Set problem — Please reproduce the records line for line, starting at their first line and stopping after the line that contains "row-athlete-name: Вуд Бочаров".

[start Data]

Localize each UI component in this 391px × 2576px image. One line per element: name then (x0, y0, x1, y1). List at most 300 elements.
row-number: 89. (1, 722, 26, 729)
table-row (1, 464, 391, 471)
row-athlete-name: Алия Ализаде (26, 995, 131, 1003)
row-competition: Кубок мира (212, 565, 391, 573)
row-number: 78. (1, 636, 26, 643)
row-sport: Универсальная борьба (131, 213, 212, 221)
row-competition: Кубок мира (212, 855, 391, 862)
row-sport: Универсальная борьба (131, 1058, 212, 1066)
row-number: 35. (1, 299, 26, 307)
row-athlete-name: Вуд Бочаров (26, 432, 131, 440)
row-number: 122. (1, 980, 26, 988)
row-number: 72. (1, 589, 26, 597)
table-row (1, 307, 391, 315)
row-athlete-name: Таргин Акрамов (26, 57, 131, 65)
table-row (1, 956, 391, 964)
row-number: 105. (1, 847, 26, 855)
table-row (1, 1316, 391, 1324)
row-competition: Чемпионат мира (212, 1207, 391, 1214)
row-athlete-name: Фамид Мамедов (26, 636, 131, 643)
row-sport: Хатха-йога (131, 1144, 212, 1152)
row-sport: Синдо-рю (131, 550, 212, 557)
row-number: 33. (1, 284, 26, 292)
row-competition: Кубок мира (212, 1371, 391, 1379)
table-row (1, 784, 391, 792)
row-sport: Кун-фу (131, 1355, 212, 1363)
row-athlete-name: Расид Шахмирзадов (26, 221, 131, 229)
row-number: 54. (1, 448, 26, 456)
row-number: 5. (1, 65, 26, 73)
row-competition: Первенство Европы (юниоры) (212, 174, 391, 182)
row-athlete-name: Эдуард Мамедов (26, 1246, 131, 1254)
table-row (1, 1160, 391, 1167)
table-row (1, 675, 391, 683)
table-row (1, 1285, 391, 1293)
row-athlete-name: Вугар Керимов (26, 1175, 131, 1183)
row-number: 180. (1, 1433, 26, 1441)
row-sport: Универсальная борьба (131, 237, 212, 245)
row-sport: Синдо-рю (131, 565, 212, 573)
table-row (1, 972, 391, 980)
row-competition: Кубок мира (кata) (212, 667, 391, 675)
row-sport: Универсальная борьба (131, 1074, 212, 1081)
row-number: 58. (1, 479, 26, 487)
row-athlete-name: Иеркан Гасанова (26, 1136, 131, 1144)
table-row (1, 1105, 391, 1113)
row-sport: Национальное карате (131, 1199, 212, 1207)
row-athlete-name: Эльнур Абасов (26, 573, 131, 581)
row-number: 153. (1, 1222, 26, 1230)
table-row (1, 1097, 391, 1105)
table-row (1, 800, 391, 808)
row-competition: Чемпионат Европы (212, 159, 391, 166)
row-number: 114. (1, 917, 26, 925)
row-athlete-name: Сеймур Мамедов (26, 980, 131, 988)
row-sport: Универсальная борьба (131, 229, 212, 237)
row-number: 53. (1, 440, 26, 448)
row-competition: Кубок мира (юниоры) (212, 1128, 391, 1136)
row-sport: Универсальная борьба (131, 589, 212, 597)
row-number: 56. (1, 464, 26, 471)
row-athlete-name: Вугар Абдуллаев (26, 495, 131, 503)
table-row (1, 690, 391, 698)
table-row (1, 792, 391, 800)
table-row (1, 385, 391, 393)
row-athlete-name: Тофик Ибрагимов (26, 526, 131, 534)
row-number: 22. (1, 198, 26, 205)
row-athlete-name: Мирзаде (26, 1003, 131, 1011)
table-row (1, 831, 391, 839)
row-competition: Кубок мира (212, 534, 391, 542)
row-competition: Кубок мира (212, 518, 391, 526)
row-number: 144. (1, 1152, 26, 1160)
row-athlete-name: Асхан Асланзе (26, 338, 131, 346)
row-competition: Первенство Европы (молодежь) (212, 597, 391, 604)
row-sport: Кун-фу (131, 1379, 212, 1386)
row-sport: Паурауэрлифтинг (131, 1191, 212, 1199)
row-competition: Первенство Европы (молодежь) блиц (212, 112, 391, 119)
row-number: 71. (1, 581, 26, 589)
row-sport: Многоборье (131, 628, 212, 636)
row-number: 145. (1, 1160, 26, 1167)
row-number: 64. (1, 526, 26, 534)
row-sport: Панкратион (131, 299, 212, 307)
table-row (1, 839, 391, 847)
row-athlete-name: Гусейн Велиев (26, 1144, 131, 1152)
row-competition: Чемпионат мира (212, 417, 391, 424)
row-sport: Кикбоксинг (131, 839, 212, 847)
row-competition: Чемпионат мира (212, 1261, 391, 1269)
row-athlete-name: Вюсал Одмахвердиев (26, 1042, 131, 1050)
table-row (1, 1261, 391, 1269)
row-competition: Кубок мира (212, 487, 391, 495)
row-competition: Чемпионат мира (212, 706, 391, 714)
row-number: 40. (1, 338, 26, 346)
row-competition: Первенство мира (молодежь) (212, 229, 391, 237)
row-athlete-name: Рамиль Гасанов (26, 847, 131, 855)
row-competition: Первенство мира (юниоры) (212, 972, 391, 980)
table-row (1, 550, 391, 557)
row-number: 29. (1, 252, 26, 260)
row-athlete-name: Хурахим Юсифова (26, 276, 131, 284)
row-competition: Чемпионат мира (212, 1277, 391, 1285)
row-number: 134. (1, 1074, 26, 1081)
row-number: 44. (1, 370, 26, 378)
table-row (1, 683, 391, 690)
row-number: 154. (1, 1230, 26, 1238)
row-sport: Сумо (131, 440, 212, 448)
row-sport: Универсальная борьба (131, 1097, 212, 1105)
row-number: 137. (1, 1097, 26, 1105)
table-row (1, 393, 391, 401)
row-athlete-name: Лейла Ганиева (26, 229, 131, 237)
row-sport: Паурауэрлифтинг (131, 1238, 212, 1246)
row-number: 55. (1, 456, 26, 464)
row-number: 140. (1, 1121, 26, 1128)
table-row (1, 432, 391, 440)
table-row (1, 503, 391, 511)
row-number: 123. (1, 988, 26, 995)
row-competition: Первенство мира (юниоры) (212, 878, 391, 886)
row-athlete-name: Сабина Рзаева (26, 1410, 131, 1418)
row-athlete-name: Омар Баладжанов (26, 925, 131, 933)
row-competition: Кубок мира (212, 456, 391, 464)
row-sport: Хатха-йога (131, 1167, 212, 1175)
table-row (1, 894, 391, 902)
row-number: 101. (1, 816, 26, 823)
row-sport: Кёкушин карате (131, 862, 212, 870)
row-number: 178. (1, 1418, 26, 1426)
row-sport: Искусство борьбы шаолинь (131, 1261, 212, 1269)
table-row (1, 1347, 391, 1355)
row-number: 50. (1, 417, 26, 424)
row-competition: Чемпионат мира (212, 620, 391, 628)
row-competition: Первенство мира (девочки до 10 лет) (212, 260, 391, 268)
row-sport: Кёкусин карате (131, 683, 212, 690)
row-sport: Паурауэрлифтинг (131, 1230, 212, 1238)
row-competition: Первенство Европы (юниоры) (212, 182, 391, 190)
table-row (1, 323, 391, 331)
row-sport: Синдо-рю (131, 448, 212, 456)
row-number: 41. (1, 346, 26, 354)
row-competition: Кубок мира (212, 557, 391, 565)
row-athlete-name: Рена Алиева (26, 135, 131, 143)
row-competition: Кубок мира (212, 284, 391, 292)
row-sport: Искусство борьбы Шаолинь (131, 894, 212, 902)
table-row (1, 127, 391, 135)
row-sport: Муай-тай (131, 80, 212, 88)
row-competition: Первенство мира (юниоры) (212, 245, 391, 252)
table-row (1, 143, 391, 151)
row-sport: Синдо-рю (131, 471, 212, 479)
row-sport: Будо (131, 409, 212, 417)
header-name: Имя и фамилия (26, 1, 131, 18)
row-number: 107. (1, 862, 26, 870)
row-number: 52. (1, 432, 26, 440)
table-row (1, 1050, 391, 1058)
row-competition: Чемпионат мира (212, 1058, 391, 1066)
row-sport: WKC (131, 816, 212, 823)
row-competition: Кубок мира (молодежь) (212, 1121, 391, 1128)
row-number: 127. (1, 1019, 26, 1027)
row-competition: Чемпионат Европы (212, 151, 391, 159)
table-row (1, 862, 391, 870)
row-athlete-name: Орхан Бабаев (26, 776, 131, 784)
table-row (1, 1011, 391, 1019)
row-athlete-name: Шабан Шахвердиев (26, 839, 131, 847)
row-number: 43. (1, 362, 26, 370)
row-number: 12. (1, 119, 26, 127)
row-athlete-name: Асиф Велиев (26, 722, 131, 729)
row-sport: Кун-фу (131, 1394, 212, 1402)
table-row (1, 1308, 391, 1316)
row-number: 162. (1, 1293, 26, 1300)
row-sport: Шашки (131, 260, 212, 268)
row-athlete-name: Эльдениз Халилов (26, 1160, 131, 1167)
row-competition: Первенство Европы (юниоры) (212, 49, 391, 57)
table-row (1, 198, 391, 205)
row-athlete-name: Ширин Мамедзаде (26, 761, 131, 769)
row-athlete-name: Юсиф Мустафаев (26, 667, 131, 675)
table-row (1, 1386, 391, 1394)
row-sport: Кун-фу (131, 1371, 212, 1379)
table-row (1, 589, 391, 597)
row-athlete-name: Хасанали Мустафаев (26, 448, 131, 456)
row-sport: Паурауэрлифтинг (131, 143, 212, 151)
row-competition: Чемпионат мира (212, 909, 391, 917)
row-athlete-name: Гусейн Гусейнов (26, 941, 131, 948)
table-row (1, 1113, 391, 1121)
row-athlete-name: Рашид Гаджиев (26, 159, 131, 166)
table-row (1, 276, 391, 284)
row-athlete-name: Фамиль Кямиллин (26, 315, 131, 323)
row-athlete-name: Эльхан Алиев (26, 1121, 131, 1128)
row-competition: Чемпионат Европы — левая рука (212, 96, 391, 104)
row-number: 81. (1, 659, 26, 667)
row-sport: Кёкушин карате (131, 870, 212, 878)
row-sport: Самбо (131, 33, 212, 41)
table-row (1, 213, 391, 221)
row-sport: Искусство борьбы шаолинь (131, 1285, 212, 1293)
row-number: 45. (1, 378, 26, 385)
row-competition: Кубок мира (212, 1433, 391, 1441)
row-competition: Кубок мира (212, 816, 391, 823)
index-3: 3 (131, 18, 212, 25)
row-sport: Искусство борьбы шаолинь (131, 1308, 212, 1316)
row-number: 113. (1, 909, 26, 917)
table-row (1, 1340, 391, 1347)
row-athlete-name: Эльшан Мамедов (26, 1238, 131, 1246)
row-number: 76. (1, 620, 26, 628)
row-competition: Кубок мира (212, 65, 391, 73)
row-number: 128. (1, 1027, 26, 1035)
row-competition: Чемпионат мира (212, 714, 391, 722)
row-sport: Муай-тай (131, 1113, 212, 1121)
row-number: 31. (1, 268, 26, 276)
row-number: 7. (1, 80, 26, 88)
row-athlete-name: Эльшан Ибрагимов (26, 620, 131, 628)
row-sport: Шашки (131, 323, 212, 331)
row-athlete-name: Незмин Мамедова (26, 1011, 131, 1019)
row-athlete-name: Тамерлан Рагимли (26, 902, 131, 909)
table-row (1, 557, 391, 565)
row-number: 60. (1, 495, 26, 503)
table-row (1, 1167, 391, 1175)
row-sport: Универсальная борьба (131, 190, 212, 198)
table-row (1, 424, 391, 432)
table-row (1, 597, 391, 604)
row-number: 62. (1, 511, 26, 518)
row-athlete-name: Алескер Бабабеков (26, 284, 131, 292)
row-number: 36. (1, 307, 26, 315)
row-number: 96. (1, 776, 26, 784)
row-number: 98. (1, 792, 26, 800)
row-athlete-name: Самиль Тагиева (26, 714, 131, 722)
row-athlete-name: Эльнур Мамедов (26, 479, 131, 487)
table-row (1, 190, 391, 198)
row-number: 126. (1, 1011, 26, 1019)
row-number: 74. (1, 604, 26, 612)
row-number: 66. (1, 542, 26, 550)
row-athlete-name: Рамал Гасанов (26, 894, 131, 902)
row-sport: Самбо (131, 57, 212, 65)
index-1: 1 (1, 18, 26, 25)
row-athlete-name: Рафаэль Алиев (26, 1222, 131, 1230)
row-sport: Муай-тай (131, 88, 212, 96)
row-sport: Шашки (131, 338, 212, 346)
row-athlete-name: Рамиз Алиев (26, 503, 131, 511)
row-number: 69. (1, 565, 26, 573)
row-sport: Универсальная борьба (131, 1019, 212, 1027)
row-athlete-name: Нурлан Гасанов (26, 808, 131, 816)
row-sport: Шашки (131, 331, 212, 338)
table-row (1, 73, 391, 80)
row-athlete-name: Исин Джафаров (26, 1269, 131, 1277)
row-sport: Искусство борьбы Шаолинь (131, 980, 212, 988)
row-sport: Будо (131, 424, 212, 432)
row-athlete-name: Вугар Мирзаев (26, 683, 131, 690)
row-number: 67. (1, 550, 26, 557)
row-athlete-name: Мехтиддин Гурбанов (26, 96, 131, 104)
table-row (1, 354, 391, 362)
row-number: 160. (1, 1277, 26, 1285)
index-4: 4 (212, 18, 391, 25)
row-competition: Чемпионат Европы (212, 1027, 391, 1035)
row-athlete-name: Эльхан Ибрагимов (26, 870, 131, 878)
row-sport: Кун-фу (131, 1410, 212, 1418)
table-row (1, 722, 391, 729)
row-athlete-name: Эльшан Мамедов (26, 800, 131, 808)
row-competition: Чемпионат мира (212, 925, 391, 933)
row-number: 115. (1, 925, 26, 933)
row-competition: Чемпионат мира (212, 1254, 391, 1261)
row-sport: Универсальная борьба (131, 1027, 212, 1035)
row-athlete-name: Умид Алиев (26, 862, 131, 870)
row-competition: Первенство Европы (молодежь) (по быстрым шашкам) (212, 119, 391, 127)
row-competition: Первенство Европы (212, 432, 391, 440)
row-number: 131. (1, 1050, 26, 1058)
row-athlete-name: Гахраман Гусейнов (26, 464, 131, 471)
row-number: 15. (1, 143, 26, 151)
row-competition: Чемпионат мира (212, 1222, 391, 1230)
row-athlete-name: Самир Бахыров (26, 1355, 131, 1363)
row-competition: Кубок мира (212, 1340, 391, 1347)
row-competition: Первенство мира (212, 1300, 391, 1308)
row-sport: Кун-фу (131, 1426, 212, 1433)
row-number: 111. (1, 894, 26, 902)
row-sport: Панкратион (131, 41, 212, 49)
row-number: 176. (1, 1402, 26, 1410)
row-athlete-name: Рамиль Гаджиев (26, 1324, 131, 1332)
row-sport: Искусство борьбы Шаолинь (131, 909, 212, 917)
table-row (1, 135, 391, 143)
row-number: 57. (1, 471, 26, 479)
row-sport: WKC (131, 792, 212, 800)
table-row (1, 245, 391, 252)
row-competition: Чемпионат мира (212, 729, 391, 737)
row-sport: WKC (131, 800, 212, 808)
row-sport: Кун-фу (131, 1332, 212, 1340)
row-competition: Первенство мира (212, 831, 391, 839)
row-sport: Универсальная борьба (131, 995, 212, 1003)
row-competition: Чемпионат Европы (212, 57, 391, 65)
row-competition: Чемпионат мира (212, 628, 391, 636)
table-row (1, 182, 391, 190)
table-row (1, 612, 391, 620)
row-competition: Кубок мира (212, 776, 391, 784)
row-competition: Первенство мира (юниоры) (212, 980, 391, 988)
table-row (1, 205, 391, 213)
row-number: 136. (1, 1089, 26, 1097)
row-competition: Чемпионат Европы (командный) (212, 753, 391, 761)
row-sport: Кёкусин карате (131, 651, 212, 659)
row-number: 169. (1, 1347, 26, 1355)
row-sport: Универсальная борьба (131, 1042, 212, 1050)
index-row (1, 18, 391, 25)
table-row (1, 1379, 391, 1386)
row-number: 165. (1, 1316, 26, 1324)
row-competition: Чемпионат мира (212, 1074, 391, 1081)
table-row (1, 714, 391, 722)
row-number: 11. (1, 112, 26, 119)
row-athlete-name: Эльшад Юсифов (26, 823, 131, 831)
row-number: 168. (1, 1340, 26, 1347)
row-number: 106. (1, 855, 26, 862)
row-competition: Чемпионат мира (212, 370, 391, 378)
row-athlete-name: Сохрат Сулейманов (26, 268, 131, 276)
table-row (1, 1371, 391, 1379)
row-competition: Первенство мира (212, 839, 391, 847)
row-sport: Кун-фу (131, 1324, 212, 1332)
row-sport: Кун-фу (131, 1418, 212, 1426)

[end Data]

Complete response —
Localize each UI component in this 391px × 2576px image. One line per element: name then (x0, y0, x1, y1). List at most 300 elements.
row-number: 89. (1, 722, 26, 729)
table-row (1, 464, 391, 471)
row-athlete-name: Алия Ализаде (26, 995, 131, 1003)
row-competition: Кубок мира (212, 565, 391, 573)
row-number: 78. (1, 636, 26, 643)
row-sport: Универсальная борьба (131, 213, 212, 221)
row-competition: Кубок мира (212, 855, 391, 862)
row-sport: Универсальная борьба (131, 1058, 212, 1066)
row-number: 35. (1, 299, 26, 307)
row-athlete-name: Вуд Бочаров (26, 432, 131, 440)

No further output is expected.